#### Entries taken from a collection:
═══
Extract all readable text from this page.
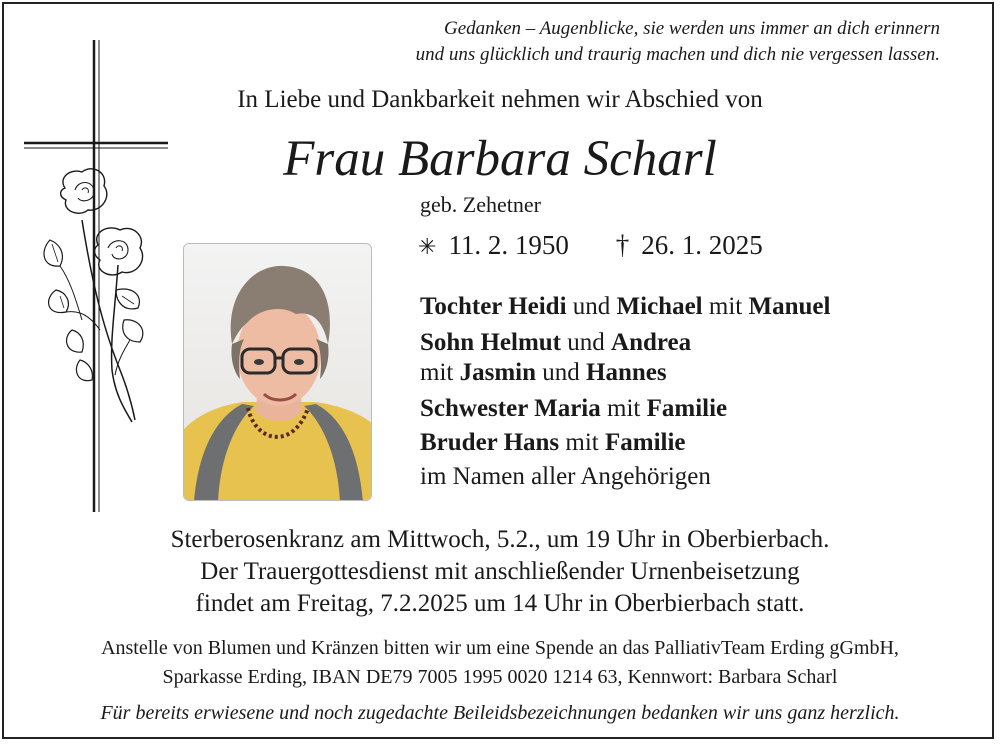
Gedanken – Augenblicke, sie werden uns immer an dich erinnern
und uns glücklich und traurig machen und dich nie vergessen lassen.
In Liebe und Dankbarkeit nehmen wir Abschied von
Frau Barbara Scharl
geb. Zehetner
✳ 11. 2. 1950 † 26. 1. 2025
Tochter Heidi und Michael mit Manuel
Sohn Helmut und Andrea
mit Jasmin und Hannes
Schwester Maria mit Familie
Bruder Hans mit Familie
im Namen aller Angehörigen
Sterberosenkranz am Mittwoch, 5.2., um 19 Uhr in Oberbierbach.
Der Trauergottesdienst mit anschließender Urnenbeisetzung
findet am Freitag, 7.2.2025 um 14 Uhr in Oberbierbach statt.
Anstelle von Blumen und Kränzen bitten wir um eine Spende an das PalliativTeam Erding gGmbH,
Sparkasse Erding, IBAN DE79 7005 1995 0020 1214 63, Kennwort: Barbara Scharl
Für bereits erwiesene und noch zugedachte Beileidsbezeichnungen bedanken wir uns ganz herzlich.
═══
#### Stated goal:
Pictures in the data above should not be copied; transcribe everything else exactly.

#### Final result:
Extract all readable text from this page.
Gedanken – Augenblicke, sie werden uns immer an dich erinnern
und uns glücklich und traurig machen und dich nie vergessen lassen.
In Liebe und Dankbarkeit nehmen wir Abschied von
Frau Barbara Scharl
geb. Zehetner
✳ 11. 2. 1950 † 26. 1. 2025
Tochter Heidi und Michael mit Manuel
Sohn Helmut und Andrea
mit Jasmin und Hannes
Schwester Maria mit Familie
Bruder Hans mit Familie
im Namen aller Angehörigen
Sterberosenkranz am Mittwoch, 5.2., um 19 Uhr in Oberbierbach.
Der Trauergottesdienst mit anschließender Urnenbeisetzung
findet am Freitag, 7.2.2025 um 14 Uhr in Oberbierbach statt.
Anstelle von Blumen und Kränzen bitten wir um eine Spende an das PalliativTeam Erding gGmbH,
Sparkasse Erding, IBAN DE79 7005 1995 0020 1214 63, Kennwort: Barbara Scharl
Für bereits erwiesene und noch zugedachte Beileidsbezeichnungen bedanken wir uns ganz herzlich.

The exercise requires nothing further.